Saved data entries:

-- BEGIN --

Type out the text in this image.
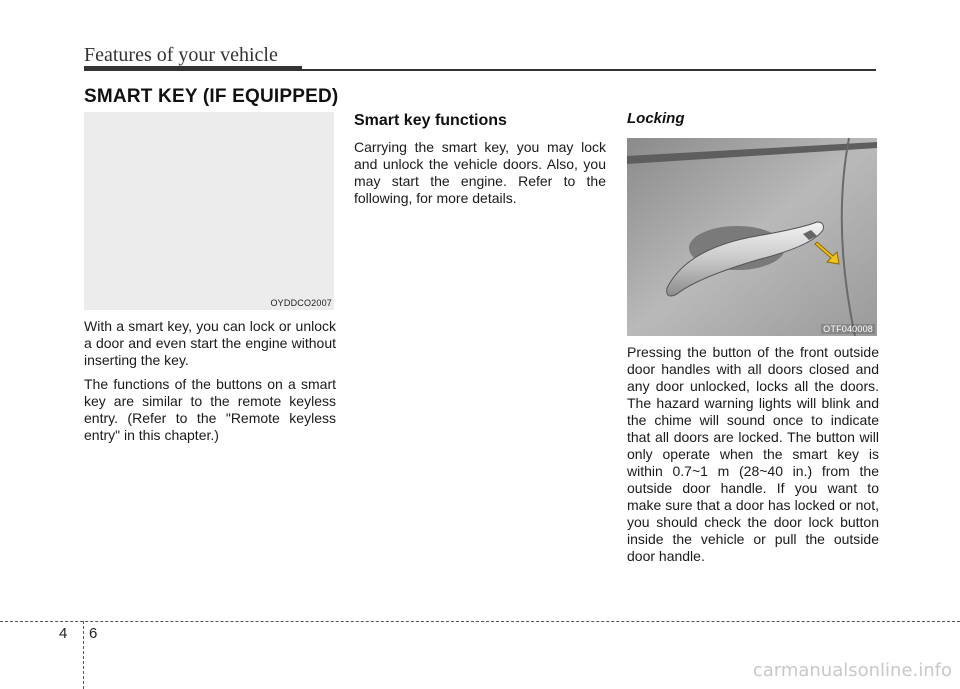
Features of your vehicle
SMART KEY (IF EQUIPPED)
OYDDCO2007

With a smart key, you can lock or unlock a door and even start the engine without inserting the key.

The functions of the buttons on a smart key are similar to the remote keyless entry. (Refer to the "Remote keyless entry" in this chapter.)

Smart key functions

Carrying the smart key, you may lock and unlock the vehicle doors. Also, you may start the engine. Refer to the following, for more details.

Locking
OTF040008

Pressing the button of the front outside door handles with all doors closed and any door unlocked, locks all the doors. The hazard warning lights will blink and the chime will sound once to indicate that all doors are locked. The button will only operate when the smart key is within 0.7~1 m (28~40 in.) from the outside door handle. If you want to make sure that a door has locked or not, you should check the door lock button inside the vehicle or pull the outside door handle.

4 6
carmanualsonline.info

-- END --
-- BEGIN --

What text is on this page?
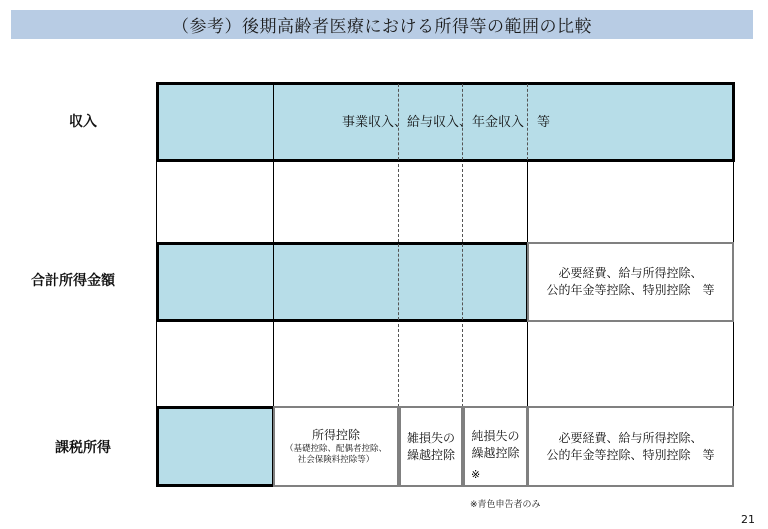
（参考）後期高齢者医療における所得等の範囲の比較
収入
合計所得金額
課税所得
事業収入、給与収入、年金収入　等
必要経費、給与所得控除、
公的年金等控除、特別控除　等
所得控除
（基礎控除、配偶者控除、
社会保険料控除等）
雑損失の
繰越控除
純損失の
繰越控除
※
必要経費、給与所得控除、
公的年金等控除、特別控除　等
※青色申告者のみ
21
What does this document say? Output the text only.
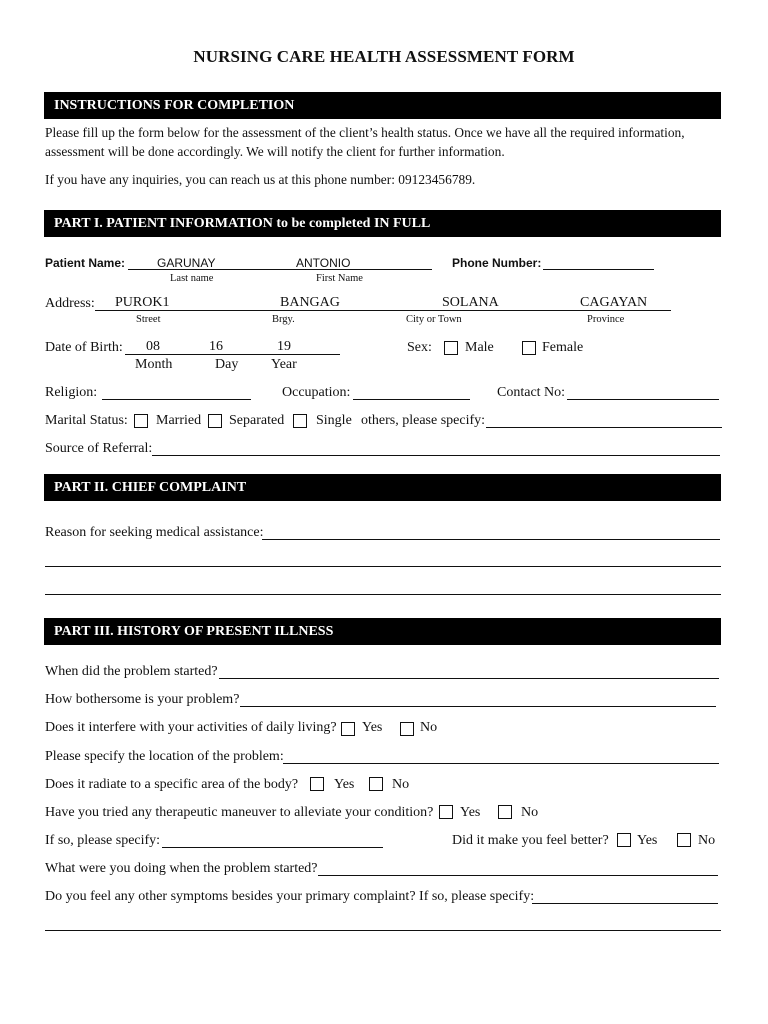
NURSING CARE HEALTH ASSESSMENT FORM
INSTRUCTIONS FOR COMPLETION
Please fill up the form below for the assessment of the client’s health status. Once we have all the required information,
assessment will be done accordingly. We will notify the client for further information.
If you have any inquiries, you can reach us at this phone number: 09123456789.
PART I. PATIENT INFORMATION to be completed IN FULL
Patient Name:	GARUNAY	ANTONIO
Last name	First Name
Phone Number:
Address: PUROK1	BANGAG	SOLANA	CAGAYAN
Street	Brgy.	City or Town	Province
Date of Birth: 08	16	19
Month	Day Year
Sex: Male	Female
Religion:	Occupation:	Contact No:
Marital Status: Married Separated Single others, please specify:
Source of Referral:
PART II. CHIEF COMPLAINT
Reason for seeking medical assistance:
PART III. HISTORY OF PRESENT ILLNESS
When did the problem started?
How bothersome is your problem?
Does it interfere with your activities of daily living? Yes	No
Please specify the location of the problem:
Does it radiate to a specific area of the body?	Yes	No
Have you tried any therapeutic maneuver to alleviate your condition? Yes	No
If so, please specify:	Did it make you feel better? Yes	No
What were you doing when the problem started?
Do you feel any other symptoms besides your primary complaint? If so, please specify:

-- END --

__Problem statement__.
Calculate how many lines of the material include the string "feel", and state that number by itself.

__Exercise response__.
2